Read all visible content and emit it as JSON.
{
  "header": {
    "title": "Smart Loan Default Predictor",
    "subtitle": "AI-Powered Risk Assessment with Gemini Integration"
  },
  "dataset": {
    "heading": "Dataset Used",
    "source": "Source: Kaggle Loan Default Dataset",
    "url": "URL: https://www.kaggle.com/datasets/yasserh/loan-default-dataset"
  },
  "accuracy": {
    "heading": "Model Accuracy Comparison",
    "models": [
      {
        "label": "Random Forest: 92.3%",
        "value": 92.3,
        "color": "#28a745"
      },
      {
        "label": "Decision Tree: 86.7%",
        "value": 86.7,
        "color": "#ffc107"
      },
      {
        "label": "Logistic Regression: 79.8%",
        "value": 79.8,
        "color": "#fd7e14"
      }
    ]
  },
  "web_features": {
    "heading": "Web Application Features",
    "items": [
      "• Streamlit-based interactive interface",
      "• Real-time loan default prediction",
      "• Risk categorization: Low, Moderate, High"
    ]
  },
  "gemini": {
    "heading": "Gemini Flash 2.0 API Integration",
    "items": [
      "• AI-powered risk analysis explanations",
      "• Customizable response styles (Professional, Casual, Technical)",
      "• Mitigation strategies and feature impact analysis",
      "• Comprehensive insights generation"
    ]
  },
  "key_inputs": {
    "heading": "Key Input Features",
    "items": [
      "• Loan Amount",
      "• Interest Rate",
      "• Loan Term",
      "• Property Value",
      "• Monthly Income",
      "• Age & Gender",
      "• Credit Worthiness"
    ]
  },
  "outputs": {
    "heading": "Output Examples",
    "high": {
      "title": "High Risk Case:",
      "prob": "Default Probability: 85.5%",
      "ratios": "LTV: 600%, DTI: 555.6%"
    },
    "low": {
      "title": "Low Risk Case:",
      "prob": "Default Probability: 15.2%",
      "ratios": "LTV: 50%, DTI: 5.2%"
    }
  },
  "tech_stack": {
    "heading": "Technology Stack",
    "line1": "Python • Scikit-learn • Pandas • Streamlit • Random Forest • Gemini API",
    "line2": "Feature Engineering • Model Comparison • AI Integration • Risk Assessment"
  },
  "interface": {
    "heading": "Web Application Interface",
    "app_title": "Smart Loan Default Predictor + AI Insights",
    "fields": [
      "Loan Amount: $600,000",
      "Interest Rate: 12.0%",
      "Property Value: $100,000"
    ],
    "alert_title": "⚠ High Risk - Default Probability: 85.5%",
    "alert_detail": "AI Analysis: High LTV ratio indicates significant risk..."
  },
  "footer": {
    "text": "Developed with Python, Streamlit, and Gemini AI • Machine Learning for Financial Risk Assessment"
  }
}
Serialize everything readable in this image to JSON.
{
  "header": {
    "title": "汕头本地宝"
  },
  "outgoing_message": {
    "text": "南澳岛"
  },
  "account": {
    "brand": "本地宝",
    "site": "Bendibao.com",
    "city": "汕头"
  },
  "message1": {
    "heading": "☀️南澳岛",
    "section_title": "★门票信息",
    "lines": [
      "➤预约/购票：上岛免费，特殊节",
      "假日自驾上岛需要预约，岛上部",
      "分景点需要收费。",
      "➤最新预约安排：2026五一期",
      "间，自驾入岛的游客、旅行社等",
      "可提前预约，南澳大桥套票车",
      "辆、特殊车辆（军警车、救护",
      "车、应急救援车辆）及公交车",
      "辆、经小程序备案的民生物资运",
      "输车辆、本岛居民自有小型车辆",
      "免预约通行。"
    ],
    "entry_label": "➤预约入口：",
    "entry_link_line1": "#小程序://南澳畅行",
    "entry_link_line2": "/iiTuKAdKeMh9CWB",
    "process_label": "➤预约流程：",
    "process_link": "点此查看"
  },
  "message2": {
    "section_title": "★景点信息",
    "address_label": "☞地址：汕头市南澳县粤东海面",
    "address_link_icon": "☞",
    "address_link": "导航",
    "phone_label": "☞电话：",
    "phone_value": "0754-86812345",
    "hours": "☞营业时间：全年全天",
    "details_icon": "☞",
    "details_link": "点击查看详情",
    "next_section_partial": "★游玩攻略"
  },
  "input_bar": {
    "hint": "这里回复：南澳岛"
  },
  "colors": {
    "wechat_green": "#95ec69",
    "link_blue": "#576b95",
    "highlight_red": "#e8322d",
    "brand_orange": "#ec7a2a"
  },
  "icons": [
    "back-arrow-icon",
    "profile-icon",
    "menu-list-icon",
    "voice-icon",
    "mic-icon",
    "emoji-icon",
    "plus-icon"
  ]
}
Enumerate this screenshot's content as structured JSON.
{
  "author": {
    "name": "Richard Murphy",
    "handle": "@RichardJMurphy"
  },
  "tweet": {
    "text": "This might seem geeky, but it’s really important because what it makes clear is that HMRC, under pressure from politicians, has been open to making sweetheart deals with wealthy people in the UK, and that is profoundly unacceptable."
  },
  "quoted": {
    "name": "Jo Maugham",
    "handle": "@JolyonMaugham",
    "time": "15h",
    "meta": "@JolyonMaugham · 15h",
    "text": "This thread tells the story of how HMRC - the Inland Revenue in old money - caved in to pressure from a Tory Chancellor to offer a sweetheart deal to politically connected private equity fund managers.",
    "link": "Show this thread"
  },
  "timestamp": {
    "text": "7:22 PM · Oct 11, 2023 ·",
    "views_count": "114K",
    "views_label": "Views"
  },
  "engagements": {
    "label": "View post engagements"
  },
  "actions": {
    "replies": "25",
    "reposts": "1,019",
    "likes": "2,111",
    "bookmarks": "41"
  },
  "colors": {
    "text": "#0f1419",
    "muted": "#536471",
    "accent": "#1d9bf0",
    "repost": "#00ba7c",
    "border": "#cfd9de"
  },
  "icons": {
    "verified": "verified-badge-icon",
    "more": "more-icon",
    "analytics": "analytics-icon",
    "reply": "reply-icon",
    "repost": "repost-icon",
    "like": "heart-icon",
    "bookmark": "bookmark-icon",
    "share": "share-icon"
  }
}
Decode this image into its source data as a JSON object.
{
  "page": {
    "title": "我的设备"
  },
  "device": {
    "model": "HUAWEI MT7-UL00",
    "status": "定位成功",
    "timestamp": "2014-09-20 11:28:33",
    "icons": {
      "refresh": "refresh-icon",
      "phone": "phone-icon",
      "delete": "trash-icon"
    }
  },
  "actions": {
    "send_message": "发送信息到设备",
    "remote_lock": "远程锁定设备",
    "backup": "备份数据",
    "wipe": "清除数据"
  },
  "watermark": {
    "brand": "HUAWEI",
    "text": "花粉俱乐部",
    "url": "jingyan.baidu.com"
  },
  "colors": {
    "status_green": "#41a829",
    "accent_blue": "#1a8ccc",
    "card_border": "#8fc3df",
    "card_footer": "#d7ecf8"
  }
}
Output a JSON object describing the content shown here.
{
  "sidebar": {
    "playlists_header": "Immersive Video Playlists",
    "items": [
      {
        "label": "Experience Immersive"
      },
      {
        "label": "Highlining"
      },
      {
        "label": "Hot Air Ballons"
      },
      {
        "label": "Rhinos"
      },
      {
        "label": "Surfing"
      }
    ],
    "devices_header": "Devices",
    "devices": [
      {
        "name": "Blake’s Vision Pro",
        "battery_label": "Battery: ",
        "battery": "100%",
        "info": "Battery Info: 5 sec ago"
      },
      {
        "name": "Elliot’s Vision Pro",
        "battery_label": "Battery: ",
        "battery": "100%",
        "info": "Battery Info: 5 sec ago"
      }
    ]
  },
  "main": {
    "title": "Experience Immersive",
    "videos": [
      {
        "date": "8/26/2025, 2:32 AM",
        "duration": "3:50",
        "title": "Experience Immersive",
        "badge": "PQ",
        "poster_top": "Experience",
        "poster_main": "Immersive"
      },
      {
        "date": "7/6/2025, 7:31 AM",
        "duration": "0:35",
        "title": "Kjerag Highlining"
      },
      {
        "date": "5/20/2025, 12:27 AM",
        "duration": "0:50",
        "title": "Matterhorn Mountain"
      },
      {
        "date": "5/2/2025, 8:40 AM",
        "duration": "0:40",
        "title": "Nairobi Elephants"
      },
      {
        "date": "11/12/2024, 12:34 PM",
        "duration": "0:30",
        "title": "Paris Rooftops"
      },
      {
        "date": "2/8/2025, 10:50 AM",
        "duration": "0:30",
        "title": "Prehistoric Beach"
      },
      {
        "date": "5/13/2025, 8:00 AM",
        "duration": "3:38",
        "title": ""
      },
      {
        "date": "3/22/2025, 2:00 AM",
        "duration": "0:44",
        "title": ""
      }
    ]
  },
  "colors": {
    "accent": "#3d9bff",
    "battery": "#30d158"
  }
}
☆ ☆ ☆ ☆ ☆ ☆ ☆
→ **Task to carry out**: Pick out, from the lines above, every one that contains the string "image".

→ **Output for this exercise**:
Serialize everything readable in this image to JSON.
Decode this image into its source data as a JSON object.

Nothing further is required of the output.